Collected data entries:
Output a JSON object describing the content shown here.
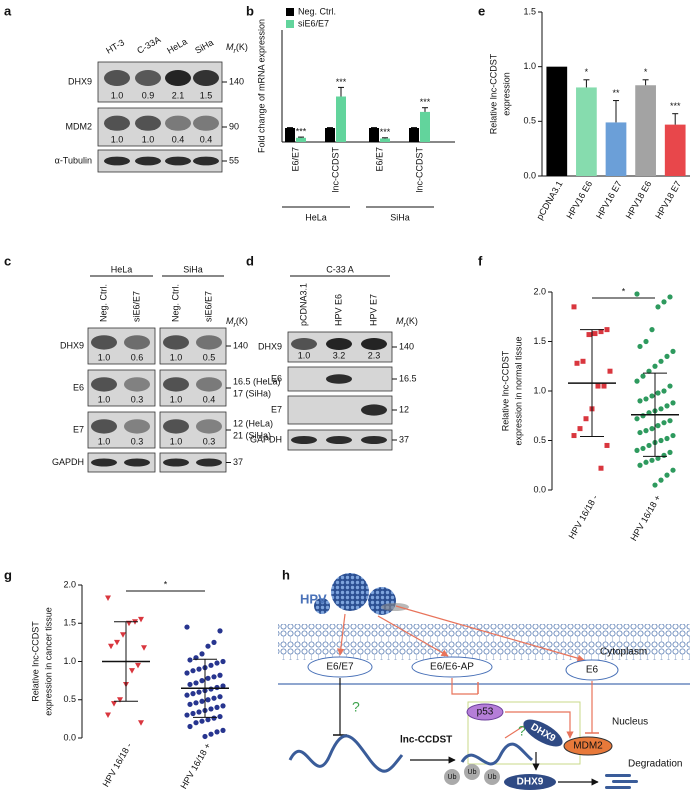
{
  "panel_labels": [
    "a",
    "b",
    "c",
    "d",
    "e",
    "f",
    "g",
    "h"
  ],
  "blots": {
    "a": {
      "mr": [
        "M",
        "r",
        "(K)"
      ],
      "lanes": [
        "HT-3",
        "C-33A",
        "HeLa",
        "SiHa"
      ],
      "rows": [
        {
          "label": "DHX9",
          "ratios": [
            "1.0",
            "0.9",
            "2.1",
            "1.5"
          ],
          "mw": [
            "140"
          ]
        },
        {
          "label": "MDM2",
          "ratios": [
            "1.0",
            "1.0",
            "0.4",
            "0.4"
          ],
          "mw": [
            "90"
          ]
        },
        {
          "label": "α-Tubulin",
          "mw": [
            "55"
          ]
        }
      ]
    },
    "c": {
      "mr": [
        "M",
        "r",
        "(K)"
      ],
      "groups": [
        "HeLa",
        "SiHa"
      ],
      "lanes": [
        "Neg. Ctrl.",
        "siE6/E7",
        "Neg. Ctrl.",
        "siE6/E7"
      ],
      "rows": [
        {
          "label": "DHX9",
          "ratios": [
            "1.0",
            "0.6",
            "1.0",
            "0.5"
          ],
          "mw": [
            "140"
          ]
        },
        {
          "label": "E6",
          "ratios": [
            "1.0",
            "0.3",
            "1.0",
            "0.4"
          ],
          "mw": [
            "16.5 (HeLa)",
            "17 (SiHa)"
          ]
        },
        {
          "label": "E7",
          "ratios": [
            "1.0",
            "0.3",
            "1.0",
            "0.3"
          ],
          "mw": [
            "12 (HeLa)",
            "21 (SiHa)"
          ]
        },
        {
          "label": "GAPDH",
          "mw": [
            "37"
          ]
        }
      ]
    },
    "d": {
      "mr": [
        "M",
        "r",
        "(K)"
      ],
      "groups": [
        "C-33 A"
      ],
      "lanes": [
        "pCDNA3.1",
        "HPV E6",
        "HPV E7"
      ],
      "rows": [
        {
          "label": "DHX9",
          "ratios": [
            "1.0",
            "3.2",
            "2.3"
          ],
          "mw": [
            "140"
          ]
        },
        {
          "label": "E6",
          "mw": [
            "16.5"
          ]
        },
        {
          "label": "E7",
          "mw": [
            "12"
          ]
        },
        {
          "label": "GAPDH",
          "mw": [
            "37"
          ]
        }
      ]
    }
  },
  "chart_data": [
    {
      "type": "groupbar",
      "ylabel": "Fold change of mRNA expression",
      "categories": [
        "E6/E7",
        "lnc-CCDST",
        "E6/E7",
        "lnc-CCDST"
      ],
      "groups": [
        "HeLa",
        "SiHa"
      ],
      "series": [
        {
          "name": "Neg. Ctrl.",
          "color": "#000000",
          "values": [
            1,
            1,
            1,
            1
          ],
          "errors": [
            0.03,
            0.03,
            0.03,
            0.03
          ]
        },
        {
          "name": "siE6/E7",
          "color": "#62d49c",
          "values": [
            0.3,
            3.25,
            0.25,
            2.15
          ],
          "errors": [
            0.05,
            0.65,
            0.05,
            0.3
          ],
          "significance": [
            "***",
            "***",
            "***",
            "***"
          ]
        }
      ],
      "ylim": [
        0,
        8
      ]
    },
    {
      "type": "bar",
      "ylabel": [
        "Relative lnc-CCDST",
        "expression"
      ],
      "categories": [
        "pCDNA3.1",
        "HPV16 E6",
        "HPV16 E7",
        "HPV18 E6",
        "HPV18 E7"
      ],
      "values": [
        1.0,
        0.81,
        0.49,
        0.83,
        0.47
      ],
      "errors": [
        0,
        0.07,
        0.2,
        0.05,
        0.1
      ],
      "colors": [
        "#000000",
        "#86dcae",
        "#6b9fd8",
        "#a3a3a3",
        "#e8474b"
      ],
      "significance": [
        null,
        "*",
        "**",
        "*",
        "***"
      ],
      "ylim": [
        0,
        1.5
      ],
      "yticks": [
        {
          "value": 0,
          "label": "0.0"
        },
        0.5,
        {
          "value": 1,
          "label": "1.0"
        },
        1.5
      ]
    },
    {
      "type": "strip",
      "ylabel": [
        "Relative lnc-CCDST",
        "expression in normal tissue"
      ],
      "categories": [
        "HPV 16/18 -",
        "HPV 16/18 +"
      ],
      "significance": "*",
      "groups": [
        {
          "color": "#d9363e",
          "marker": "square",
          "mean": 1.08,
          "sd": 0.54,
          "values": [
            1.85,
            1.62,
            1.6,
            1.58,
            1.57,
            1.3,
            1.28,
            1.2,
            1.05,
            1.05,
            0.82,
            0.72,
            0.62,
            0.55,
            0.45,
            0.22
          ]
        },
        {
          "color": "#2e9a5e",
          "marker": "circle",
          "mean": 0.76,
          "sd": 0.42,
          "values": [
            1.98,
            1.95,
            1.9,
            1.85,
            1.62,
            1.5,
            1.45,
            1.4,
            1.35,
            1.3,
            1.25,
            1.2,
            1.15,
            1.1,
            1.05,
            1.0,
            0.98,
            0.95,
            0.92,
            0.9,
            0.88,
            0.85,
            0.82,
            0.8,
            0.78,
            0.75,
            0.72,
            0.7,
            0.68,
            0.65,
            0.62,
            0.6,
            0.58,
            0.55,
            0.52,
            0.5,
            0.48,
            0.45,
            0.42,
            0.4,
            0.38,
            0.35,
            0.32,
            0.3,
            0.28,
            0.25,
            0.2,
            0.15,
            0.1,
            0.05
          ]
        }
      ],
      "ylim": [
        0,
        2
      ],
      "yticks": [
        {
          "value": 0,
          "label": "0.0"
        },
        0.5,
        {
          "value": 1,
          "label": "1.0"
        },
        1.5,
        {
          "value": 2,
          "label": "2.0"
        }
      ]
    },
    {
      "type": "strip",
      "ylabel": [
        "Relative lnc-CCDST",
        "expression in cancer tissue"
      ],
      "categories": [
        "HPV 16/18 -",
        "HPV 16/18 +"
      ],
      "significance": "*",
      "groups": [
        {
          "color": "#d9363e",
          "marker": "triangle",
          "mean": 1.0,
          "sd": 0.52,
          "values": [
            1.83,
            1.55,
            1.52,
            1.5,
            1.35,
            1.25,
            1.2,
            1.18,
            0.95,
            0.88,
            0.7,
            0.5,
            0.45,
            0.3,
            0.2
          ]
        },
        {
          "color": "#27358f",
          "marker": "circle",
          "mean": 0.65,
          "sd": 0.38,
          "values": [
            1.45,
            1.4,
            1.25,
            1.2,
            1.1,
            1.05,
            1.02,
            1.0,
            0.98,
            0.95,
            0.92,
            0.9,
            0.88,
            0.85,
            0.82,
            0.8,
            0.78,
            0.75,
            0.72,
            0.7,
            0.68,
            0.66,
            0.64,
            0.62,
            0.6,
            0.58,
            0.56,
            0.54,
            0.52,
            0.5,
            0.48,
            0.46,
            0.44,
            0.42,
            0.4,
            0.38,
            0.36,
            0.34,
            0.32,
            0.3,
            0.28,
            0.26,
            0.24,
            0.22,
            0.2,
            0.15,
            0.1,
            0.08,
            0.05,
            0.02
          ]
        }
      ],
      "ylim": [
        0,
        2
      ],
      "yticks": [
        {
          "value": 0,
          "label": "0.0"
        },
        0.5,
        {
          "value": 1,
          "label": "1.0"
        },
        1.5,
        {
          "value": 2,
          "label": "2.0"
        }
      ]
    }
  ],
  "diagram": {
    "hpv": "HPV",
    "e6e7": "E6/E7",
    "e6ap": "E6/E6-AP",
    "e6": "E6",
    "cytoplasm": "Cytoplasm",
    "nucleus": "Nucleus",
    "p53": "p53",
    "q1": "?",
    "q2": "?",
    "dhx9": "DHX9",
    "mdm2": "MDM2",
    "lnc": "lnc-CCDST",
    "ub": [
      "Ub",
      "Ub",
      "Ub"
    ],
    "dhx9_deg": "DHX9",
    "degradation": "Degradation"
  }
}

Problem: Search the entries for the string "tissue". Copy every line that has it.

Exercise result:
        "expression in normal tissue"
        "expression in cancer tissue"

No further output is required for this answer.